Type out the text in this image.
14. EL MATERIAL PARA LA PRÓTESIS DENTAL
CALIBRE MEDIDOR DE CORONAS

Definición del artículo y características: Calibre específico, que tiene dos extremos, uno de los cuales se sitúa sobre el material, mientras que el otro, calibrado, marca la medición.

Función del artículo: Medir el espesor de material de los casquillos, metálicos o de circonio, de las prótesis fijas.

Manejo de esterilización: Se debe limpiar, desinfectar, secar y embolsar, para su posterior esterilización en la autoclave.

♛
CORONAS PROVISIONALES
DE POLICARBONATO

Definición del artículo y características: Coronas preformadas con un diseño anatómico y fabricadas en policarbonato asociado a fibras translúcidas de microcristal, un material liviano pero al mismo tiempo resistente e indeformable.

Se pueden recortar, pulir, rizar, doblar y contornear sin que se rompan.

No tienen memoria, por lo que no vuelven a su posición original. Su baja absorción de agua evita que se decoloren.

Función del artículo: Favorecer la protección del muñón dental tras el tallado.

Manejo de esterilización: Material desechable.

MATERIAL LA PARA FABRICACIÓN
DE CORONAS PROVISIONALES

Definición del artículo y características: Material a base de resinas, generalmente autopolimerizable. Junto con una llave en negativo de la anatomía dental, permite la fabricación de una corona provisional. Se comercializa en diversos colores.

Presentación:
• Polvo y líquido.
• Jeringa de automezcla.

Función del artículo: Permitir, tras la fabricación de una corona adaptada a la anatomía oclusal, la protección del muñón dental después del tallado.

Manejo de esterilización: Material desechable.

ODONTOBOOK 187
::::::::::
PROBLEM REQUIREMENTS
Above are some records. Print them all exactly.

EXERCISE ANSWER
Type out the text in this image.
14. EL MATERIAL PARA LA PRÓTESIS DENTAL
CALIBRE MEDIDOR DE CORONAS

Definición del artículo y características: Calibre específico, que tiene dos extremos, uno de los cuales se sitúa sobre el material, mientras que el otro, calibrado, marca la medición.

Función del artículo: Medir el espesor de material de los casquillos, metálicos o de circonio, de las prótesis fijas.

Manejo de esterilización: Se debe limpiar, desinfectar, secar y embolsar, para su posterior esterilización en la autoclave.

♛
CORONAS PROVISIONALES
DE POLICARBONATO

Definición del artículo y características: Coronas preformadas con un diseño anatómico y fabricadas en policarbonato asociado a fibras translúcidas de microcristal, un material liviano pero al mismo tiempo resistente e indeformable.

Se pueden recortar, pulir, rizar, doblar y contornear sin que se rompan.

No tienen memoria, por lo que no vuelven a su posición original. Su baja absorción de agua evita que se decoloren.

Función del artículo: Favorecer la protección del muñón dental tras el tallado.

Manejo de esterilización: Material desechable.

MATERIAL LA PARA FABRICACIÓN
DE CORONAS PROVISIONALES

Definición del artículo y características: Material a base de resinas, generalmente autopolimerizable. Junto con una llave en negativo de la anatomía dental, permite la fabricación de una corona provisional. Se comercializa en diversos colores.

Presentación:
• Polvo y líquido.
• Jeringa de automezcla.

Función del artículo: Permitir, tras la fabricación de una corona adaptada a la anatomía oclusal, la protección del muñón dental después del tallado.

Manejo de esterilización: Material desechable.

ODONTOBOOK 187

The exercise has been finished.